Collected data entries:
— BEGIN —

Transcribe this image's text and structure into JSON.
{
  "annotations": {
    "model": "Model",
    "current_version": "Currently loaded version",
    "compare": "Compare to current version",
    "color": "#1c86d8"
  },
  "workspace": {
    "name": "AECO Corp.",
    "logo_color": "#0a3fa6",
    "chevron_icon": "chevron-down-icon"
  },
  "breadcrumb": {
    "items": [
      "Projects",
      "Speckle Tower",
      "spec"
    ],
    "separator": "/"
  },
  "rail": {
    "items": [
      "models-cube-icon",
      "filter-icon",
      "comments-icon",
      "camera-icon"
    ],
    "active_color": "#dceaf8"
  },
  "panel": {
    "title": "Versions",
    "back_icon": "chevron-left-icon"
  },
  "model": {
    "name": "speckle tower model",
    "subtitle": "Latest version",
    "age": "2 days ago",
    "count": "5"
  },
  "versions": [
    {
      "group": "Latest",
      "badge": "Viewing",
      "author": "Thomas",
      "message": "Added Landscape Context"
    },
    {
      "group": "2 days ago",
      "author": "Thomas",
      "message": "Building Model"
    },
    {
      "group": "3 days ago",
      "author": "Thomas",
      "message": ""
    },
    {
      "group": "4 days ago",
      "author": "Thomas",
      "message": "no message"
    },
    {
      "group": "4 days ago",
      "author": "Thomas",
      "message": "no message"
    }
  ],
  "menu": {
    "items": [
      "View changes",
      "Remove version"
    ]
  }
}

— END —

_Exercise objective:_
Filter lines by "name" and return each hit.

_Final result:_
    "name": "AECO Corp.",
    "name": "speckle tower model",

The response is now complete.